### Records to process
..............................
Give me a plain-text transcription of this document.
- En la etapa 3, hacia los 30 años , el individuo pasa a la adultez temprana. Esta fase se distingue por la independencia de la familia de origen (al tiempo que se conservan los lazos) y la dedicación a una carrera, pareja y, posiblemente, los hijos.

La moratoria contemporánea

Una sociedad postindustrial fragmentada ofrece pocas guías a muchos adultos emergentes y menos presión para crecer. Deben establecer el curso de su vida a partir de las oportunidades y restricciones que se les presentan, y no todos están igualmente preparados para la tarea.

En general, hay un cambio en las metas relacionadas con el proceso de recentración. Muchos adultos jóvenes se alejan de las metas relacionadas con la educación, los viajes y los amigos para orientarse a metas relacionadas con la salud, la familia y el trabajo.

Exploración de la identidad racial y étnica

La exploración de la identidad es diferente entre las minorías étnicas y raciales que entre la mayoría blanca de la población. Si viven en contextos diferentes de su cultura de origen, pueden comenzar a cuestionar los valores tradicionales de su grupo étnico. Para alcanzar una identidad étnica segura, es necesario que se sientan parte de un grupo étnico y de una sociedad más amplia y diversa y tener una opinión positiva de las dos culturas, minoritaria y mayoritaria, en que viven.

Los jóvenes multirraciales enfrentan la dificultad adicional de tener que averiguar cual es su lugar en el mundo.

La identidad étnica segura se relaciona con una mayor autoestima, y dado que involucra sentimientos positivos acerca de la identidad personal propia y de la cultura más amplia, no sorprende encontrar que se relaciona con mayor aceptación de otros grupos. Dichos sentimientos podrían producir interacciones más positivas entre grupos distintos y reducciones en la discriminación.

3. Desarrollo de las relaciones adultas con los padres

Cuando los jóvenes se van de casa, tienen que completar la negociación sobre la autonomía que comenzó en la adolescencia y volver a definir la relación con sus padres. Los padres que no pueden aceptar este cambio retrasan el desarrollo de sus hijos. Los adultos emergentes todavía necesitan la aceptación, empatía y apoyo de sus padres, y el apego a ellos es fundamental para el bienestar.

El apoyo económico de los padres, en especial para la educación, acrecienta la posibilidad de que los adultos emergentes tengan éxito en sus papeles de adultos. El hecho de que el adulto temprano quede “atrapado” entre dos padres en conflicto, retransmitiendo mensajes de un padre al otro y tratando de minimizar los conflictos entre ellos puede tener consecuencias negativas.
..............................
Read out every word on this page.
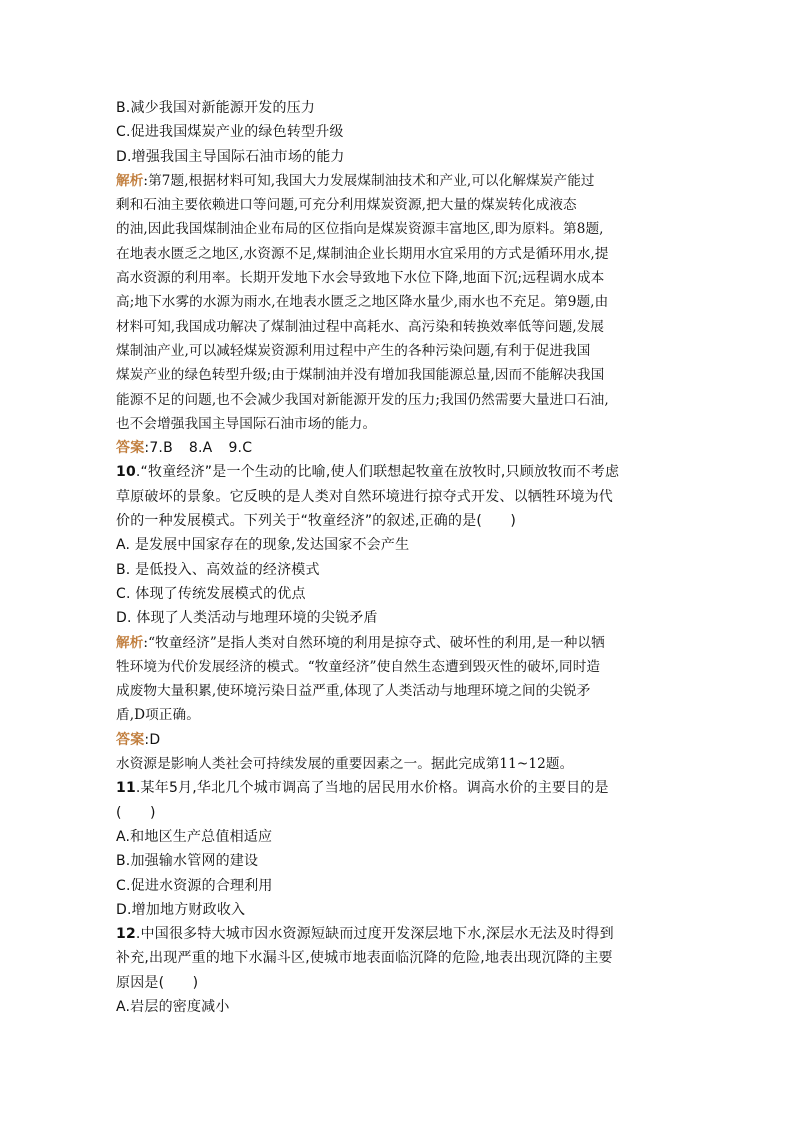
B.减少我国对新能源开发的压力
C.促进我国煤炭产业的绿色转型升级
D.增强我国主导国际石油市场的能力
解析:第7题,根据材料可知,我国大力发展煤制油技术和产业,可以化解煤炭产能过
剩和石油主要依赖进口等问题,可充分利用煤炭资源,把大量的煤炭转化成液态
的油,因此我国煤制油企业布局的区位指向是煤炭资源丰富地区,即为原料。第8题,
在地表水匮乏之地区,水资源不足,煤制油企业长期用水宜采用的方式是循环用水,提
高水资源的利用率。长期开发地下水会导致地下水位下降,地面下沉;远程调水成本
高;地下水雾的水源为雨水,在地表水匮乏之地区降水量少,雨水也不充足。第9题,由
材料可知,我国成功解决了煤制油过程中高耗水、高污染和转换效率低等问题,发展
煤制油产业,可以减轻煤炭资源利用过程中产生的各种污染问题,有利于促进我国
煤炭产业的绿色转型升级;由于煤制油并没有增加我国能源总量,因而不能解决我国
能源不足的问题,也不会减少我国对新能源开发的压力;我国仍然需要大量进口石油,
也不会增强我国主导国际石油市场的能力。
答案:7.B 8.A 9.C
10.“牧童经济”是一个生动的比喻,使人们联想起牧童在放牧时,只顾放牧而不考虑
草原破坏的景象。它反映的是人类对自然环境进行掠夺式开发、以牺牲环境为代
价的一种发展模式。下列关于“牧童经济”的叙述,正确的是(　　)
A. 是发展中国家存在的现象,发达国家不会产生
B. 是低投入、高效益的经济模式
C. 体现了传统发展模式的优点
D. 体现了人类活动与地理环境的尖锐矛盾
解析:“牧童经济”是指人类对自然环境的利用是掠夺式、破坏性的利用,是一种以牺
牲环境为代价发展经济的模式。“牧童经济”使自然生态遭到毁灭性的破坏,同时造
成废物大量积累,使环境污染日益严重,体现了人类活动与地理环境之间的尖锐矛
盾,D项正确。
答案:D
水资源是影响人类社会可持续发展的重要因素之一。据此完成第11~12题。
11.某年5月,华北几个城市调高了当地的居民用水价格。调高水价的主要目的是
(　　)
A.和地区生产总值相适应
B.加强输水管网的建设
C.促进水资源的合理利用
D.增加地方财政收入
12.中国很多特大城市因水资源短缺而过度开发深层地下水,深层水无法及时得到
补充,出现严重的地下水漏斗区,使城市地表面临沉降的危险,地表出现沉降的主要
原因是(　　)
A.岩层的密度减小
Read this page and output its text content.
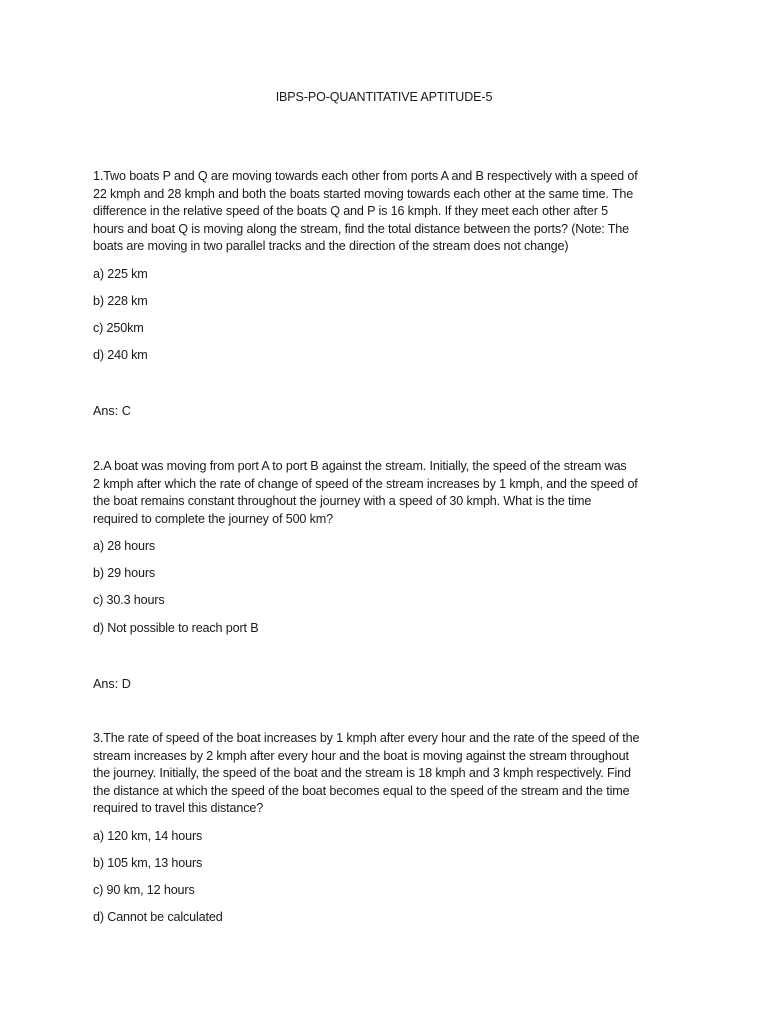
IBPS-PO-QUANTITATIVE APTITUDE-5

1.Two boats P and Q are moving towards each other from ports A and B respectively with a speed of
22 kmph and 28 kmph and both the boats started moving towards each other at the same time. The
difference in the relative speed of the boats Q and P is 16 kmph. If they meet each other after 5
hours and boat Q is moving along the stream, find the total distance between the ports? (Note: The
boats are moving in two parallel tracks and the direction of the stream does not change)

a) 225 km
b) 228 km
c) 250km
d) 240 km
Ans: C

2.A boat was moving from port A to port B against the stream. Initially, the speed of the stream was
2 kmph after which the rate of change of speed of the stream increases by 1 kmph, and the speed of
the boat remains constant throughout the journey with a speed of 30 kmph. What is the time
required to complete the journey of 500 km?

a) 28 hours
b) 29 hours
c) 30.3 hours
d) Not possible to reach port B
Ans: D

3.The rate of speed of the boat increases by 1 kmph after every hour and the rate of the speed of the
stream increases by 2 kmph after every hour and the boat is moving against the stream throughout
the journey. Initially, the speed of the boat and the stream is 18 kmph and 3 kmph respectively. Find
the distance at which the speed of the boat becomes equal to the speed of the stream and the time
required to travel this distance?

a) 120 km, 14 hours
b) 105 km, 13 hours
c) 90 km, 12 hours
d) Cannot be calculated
..............................
### Written exercise
Look through the entries above and list every line containing "respectively".

### Task output
1.Two boats P and Q are moving towards each other from ports A and B respectively with a speed of
the journey. Initially, the speed of the boat and the stream is 18 kmph and 3 kmph respectively. Find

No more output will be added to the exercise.